> **RECORD SET**
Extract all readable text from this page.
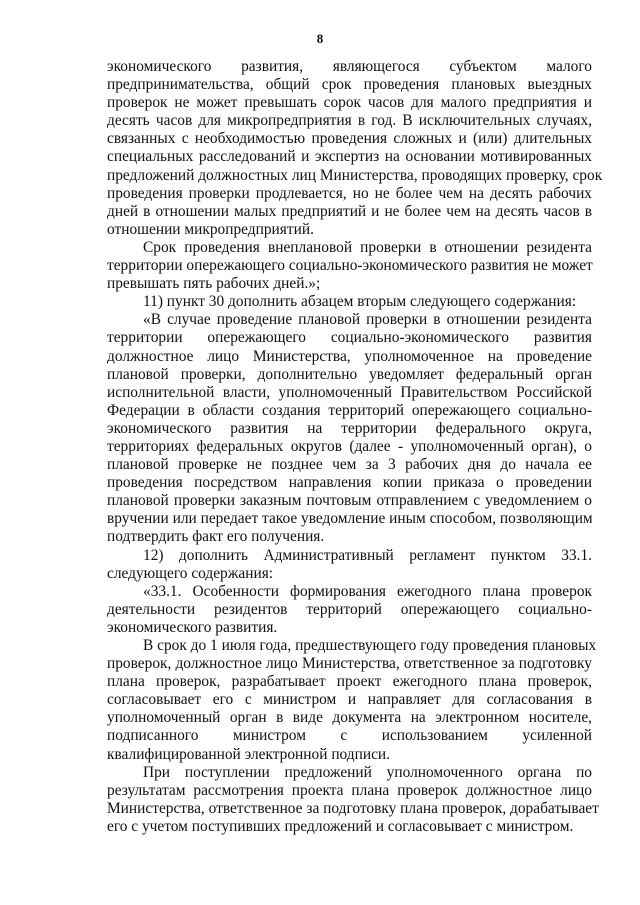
8
экономического развития, являющегося субъектом малого
предпринимательства, общий срок проведения плановых выездных
проверок не может превышать сорок часов для малого предприятия и
десять часов для микропредприятия в год. В исключительных случаях,
связанных с необходимостью проведения сложных и (или) длительных
специальных расследований и экспертиз на основании мотивированных
предложений должностных лиц Министерства, проводящих проверку, срок
проведения проверки продлевается, но не более чем на десять рабочих
дней в отношении малых предприятий и не более чем на десять часов в
отношении микропредприятий.
Срок проведения внеплановой проверки в отношении резидента
территории опережающего социально-экономического развития не может
превышать пять рабочих дней.»;
11) пункт 30 дополнить абзацем вторым следующего содержания:
«В случае проведение плановой проверки в отношении резидента
территории опережающего социально-экономического развития
должностное лицо Министерства, уполномоченное на проведение
плановой проверки, дополнительно уведомляет федеральный орган
исполнительной власти, уполномоченный Правительством Российской
Федерации в области создания территорий опережающего социально-
экономического развития на территории федерального округа,
территориях федеральных округов (далее - уполномоченный орган), о
плановой проверке не позднее чем за 3 рабочих дня до начала ее
проведения посредством направления копии приказа о проведении
плановой проверки заказным почтовым отправлением с уведомлением о
вручении или передает такое уведомление иным способом, позволяющим
подтвердить факт его получения.
12) дополнить Административный регламент пунктом 33.1.
следующего содержания:
«33.1. Особенности формирования ежегодного плана проверок
деятельности резидентов территорий опережающего социально-
экономического развития.
В срок до 1 июля года, предшествующего году проведения плановых
проверок, должностное лицо Министерства, ответственное за подготовку
плана проверок, разрабатывает проект ежегодного плана проверок,
согласовывает его с министром и направляет для согласования в
уполномоченный орган в виде документа на электронном носителе,
подписанного министром с использованием усиленной
квалифицированной электронной подписи.
При поступлении предложений уполномоченного органа по
результатам рассмотрения проекта плана проверок должностное лицо
Министерства, ответственное за подготовку плана проверок, дорабатывает
его с учетом поступивших предложений и согласовывает с министром.
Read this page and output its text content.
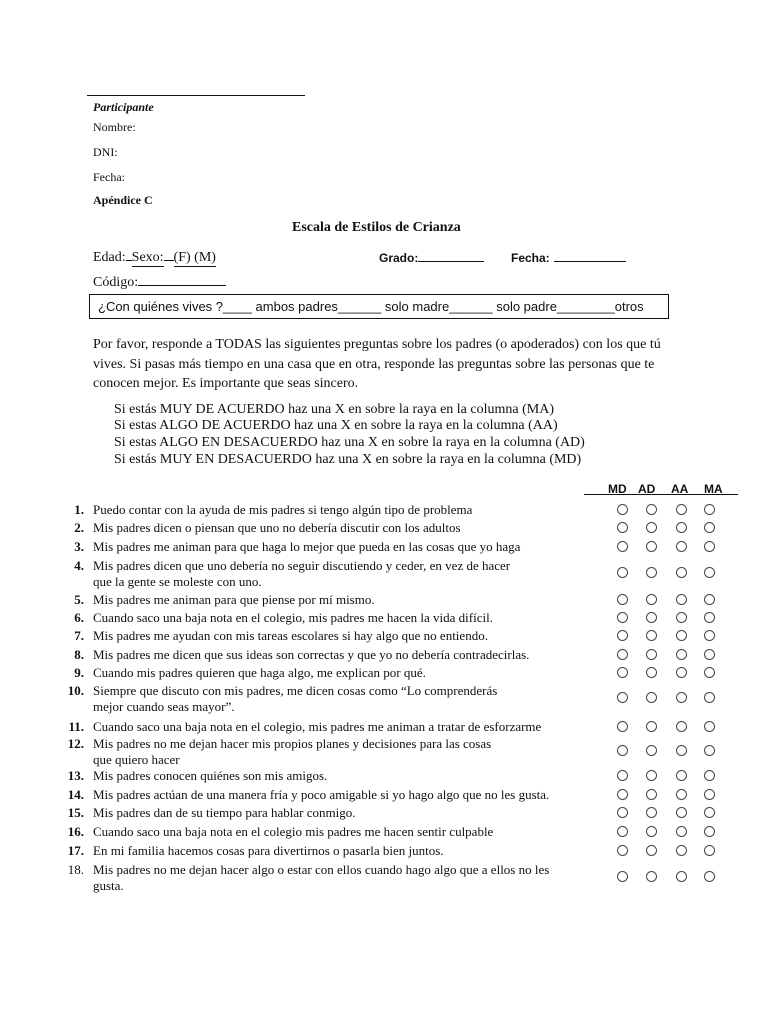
Participante
Nombre:
DNI:
Fecha:
Apéndice C
Escala de Estilos de Crianza
Edad: Sexo: (F) (M)	Grado:	Fecha:
Código:
¿Con quiénes vives ?____ ambos padres______ solo madre______ solo padre________otros
Por favor, responde a TODAS las siguientes preguntas sobre los padres (o apoderados) con los que tú vives. Si pasas más tiempo en una casa que en otra, responde las preguntas sobre las personas que te conocen mejor. Es importante que seas sincero.
Si estás MUY DE ACUERDO haz una X en sobre la raya en la columna (MA)
Si estas ALGO DE ACUERDO haz una X en sobre la raya en la columna (AA)
Si estas ALGO EN DESACUERDO haz una X en sobre la raya en la columna (AD)
Si estás MUY EN DESACUERDO haz una X en sobre la raya en la columna (MD)
MD AD AA MA
1. Puedo contar con la ayuda de mis padres si tengo algún tipo de problema
2. Mis padres dicen o piensan que uno no debería discutir con los adultos
3. Mis padres me animan para que haga lo mejor que pueda en las cosas que yo haga
4. Mis padres dicen que uno debería no seguir discutiendo y ceder, en vez de hacer
que la gente se moleste con uno.
5. Mis padres me animan para que piense por mí mismo.
6. Cuando saco una baja nota en el colegio, mis padres me hacen la vida difícil.
7. Mis padres me ayudan con mis tareas escolares si hay algo que no entiendo.
8. Mis padres me dicen que sus ideas son correctas y que yo no debería contradecirlas.
9. Cuando mis padres quieren que haga algo, me explican por qué.
10. Siempre que discuto con mis padres, me dicen cosas como “Lo comprenderás
mejor cuando seas mayor”.
11. Cuando saco una baja nota en el colegio, mis padres me animan a tratar de esforzarme
12. Mis padres no me dejan hacer mis propios planes y decisiones para las cosas
que quiero hacer
13. Mis padres conocen quiénes son mis amigos.
14. Mis padres actúan de una manera fría y poco amigable si yo hago algo que no les gusta.
15. Mis padres dan de su tiempo para hablar conmigo.
16. Cuando saco una baja nota en el colegio mis padres me hacen sentir culpable
17. En mi familia hacemos cosas para divertirnos o pasarla bien juntos.
18. Mis padres no me dejan hacer algo o estar con ellos cuando hago algo que a ellos no les
gusta.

> **PROMPT**
Go through the listing above and locate each line that holds the word "территорий". Copy those lines.

> **FINAL ANSWER**
Федерации в области создания территорий опережающего социально-
деятельности резидентов территорий опережающего социально-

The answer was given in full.